Raw records:
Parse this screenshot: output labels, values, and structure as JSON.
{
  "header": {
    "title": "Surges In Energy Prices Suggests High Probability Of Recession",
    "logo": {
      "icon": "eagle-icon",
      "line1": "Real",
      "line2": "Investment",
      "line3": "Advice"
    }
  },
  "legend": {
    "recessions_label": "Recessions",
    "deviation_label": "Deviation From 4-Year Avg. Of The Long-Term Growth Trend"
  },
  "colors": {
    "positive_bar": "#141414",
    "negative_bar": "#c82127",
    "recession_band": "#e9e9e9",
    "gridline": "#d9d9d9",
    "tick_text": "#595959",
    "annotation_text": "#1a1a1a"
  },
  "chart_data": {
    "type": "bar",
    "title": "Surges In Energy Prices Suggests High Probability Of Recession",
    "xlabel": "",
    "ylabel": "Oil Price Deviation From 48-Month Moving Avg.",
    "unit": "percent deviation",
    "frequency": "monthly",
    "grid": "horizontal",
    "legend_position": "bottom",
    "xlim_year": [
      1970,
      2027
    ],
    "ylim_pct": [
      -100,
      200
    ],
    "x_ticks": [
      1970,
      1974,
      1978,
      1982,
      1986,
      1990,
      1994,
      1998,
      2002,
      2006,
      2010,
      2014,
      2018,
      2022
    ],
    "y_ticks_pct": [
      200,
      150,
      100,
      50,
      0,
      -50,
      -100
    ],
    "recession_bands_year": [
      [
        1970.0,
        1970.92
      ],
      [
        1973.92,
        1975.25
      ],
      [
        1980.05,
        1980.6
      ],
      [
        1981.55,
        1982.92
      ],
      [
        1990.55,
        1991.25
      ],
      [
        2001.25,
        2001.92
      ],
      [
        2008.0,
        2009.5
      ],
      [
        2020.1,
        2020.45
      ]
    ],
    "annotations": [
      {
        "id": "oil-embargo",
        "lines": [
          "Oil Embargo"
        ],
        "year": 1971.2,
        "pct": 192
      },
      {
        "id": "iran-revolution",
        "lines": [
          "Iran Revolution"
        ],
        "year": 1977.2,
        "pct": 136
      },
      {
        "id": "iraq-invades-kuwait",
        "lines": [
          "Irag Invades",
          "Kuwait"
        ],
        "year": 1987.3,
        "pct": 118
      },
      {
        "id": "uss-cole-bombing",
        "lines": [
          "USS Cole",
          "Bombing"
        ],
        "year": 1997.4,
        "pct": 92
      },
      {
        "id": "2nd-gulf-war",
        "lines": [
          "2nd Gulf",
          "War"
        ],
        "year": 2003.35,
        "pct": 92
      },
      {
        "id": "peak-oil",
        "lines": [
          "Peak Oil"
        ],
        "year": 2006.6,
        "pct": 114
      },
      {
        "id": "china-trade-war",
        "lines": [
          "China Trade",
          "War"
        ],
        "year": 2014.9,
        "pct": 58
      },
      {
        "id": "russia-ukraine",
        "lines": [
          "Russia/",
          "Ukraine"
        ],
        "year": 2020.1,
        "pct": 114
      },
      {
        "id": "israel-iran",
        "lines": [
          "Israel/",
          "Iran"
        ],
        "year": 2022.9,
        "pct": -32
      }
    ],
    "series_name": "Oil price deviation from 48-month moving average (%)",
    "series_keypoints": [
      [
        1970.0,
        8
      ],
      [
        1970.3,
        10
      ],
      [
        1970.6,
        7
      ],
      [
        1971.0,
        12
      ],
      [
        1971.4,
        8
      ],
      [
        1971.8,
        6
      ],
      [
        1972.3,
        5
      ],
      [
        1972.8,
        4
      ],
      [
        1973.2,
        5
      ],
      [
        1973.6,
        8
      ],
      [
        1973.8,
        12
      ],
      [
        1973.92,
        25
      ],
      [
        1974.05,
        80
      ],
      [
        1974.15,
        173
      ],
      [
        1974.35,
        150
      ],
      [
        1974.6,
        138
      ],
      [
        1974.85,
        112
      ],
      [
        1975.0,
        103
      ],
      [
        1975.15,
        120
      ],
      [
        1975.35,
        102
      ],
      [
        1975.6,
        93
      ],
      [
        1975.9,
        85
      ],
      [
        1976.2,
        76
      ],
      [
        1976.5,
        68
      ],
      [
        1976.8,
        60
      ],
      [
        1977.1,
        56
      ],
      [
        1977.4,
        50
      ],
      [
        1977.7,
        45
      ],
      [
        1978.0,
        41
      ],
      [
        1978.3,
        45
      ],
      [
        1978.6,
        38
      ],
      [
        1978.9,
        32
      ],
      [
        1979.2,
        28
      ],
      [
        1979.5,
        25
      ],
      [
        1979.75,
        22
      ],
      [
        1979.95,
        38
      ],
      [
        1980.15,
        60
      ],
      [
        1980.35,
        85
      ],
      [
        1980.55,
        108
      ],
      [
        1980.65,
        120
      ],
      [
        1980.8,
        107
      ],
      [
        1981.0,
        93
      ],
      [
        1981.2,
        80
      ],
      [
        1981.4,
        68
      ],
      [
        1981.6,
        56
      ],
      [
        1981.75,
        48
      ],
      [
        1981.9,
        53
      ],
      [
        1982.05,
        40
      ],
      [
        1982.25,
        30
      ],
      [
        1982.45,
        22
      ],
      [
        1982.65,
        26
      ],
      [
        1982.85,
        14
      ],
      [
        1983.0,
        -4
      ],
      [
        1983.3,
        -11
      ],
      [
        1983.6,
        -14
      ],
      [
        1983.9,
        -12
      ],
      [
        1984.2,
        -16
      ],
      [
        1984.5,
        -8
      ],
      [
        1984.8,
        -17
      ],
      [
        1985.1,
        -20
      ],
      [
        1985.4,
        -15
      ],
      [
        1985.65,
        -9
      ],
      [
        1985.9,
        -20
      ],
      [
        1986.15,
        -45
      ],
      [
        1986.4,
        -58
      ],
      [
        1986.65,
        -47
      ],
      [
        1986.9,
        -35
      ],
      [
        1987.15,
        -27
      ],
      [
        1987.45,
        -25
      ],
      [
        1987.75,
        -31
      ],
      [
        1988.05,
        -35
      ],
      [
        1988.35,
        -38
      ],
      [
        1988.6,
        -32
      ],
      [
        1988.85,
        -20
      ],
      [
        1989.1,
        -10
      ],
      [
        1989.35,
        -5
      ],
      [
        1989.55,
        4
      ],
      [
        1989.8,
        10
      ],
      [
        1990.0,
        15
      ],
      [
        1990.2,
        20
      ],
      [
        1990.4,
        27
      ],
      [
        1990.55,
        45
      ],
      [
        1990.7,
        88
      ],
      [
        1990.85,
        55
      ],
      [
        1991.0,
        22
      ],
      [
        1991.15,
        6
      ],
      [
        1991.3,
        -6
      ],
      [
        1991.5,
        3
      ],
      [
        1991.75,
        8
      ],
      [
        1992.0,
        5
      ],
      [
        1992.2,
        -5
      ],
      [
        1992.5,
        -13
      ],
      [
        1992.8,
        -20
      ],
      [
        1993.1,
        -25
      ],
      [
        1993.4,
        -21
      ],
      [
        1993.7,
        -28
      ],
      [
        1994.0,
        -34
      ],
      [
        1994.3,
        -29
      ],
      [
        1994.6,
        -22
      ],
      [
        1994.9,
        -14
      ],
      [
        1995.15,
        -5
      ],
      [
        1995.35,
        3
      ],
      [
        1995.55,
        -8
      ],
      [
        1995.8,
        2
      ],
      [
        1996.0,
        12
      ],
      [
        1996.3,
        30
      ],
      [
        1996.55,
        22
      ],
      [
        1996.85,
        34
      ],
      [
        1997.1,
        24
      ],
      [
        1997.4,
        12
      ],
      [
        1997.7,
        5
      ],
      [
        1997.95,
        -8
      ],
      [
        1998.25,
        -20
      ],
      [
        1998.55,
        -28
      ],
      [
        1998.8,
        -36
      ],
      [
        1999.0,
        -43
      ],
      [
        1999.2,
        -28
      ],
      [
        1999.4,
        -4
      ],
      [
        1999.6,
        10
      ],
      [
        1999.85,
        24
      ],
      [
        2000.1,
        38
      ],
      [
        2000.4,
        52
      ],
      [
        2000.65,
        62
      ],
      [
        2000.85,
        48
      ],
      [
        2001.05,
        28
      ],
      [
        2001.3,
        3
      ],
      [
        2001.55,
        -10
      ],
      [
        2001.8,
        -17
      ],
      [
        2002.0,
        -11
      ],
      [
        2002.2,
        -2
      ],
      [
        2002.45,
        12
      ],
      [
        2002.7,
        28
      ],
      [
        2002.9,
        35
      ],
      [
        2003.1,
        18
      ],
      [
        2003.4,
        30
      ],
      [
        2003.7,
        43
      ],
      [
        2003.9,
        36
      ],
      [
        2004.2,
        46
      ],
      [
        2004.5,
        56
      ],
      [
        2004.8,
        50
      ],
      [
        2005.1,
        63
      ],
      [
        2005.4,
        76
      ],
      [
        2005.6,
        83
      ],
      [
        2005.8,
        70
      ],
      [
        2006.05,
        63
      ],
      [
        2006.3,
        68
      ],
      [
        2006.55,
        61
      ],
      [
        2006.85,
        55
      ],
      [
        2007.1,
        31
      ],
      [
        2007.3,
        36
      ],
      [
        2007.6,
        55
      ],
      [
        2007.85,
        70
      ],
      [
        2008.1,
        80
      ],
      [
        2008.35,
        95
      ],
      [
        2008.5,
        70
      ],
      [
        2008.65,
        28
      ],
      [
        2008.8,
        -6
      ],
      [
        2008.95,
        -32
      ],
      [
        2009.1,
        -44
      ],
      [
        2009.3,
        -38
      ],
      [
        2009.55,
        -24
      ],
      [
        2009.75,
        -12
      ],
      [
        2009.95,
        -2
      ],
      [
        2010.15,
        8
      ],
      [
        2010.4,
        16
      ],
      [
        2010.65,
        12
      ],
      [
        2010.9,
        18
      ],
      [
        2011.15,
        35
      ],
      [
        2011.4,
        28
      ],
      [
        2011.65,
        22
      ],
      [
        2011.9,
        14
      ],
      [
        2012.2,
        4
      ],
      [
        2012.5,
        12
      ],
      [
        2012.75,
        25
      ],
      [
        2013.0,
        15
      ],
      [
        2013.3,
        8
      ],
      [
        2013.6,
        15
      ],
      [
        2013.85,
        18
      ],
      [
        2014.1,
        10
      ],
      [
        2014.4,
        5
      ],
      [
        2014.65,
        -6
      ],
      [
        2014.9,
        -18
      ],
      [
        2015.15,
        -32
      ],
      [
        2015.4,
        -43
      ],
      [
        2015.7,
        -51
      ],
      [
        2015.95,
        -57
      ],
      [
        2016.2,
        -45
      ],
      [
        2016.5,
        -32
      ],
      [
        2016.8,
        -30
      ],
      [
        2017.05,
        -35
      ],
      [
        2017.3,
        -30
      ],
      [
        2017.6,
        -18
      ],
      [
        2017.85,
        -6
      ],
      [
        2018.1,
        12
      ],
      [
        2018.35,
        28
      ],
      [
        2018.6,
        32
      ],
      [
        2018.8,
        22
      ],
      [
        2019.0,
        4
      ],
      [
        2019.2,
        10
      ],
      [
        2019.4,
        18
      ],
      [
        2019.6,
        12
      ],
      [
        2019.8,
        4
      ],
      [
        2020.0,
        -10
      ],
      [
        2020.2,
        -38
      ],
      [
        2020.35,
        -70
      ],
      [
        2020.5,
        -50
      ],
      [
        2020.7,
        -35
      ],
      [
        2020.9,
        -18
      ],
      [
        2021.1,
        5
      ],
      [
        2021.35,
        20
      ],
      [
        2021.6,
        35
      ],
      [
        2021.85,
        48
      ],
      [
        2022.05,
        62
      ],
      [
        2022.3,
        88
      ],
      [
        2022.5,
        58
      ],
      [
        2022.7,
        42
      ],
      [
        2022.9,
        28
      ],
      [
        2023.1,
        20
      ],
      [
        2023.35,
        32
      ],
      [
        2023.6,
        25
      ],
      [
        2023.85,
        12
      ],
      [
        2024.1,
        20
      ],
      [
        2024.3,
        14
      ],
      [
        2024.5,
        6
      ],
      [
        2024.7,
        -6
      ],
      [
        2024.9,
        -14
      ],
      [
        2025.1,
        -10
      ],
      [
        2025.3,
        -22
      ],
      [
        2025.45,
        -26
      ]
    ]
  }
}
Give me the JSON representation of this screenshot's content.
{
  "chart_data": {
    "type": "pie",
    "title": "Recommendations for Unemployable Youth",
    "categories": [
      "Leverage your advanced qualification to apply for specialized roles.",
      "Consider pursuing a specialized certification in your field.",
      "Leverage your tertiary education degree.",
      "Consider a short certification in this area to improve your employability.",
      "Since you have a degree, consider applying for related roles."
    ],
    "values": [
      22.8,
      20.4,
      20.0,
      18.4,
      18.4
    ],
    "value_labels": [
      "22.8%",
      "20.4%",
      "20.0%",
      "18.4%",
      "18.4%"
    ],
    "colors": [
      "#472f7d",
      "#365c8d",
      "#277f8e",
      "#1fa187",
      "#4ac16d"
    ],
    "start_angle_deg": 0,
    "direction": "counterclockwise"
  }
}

Task statement: Extract exactly the lines between the line containing "Give me the" and the end of the data, including both.

Answer for this exercise:
Give me the JSON representation of this screenshot's content.
{
  "chart_data": {
    "type": "pie",
    "title": "Recommendations for Unemployable Youth",
    "categories": [
      "Leverage your advanced qualification to apply for specialized roles.",
      "Consider pursuing a specialized certification in your field.",
      "Leverage your tertiary education degree.",
      "Consider a short certification in this area to improve your employability.",
      "Since you have a degree, consider applying for related roles."
    ],
    "values": [
      22.8,
      20.4,
      20.0,
      18.4,
      18.4
    ],
    "value_labels": [
      "22.8%",
      "20.4%",
      "20.0%",
      "18.4%",
      "18.4%"
    ],
    "colors": [
      "#472f7d",
      "#365c8d",
      "#277f8e",
      "#1fa187",
      "#4ac16d"
    ],
    "start_angle_deg": 0,
    "direction": "counterclockwise"
  }
}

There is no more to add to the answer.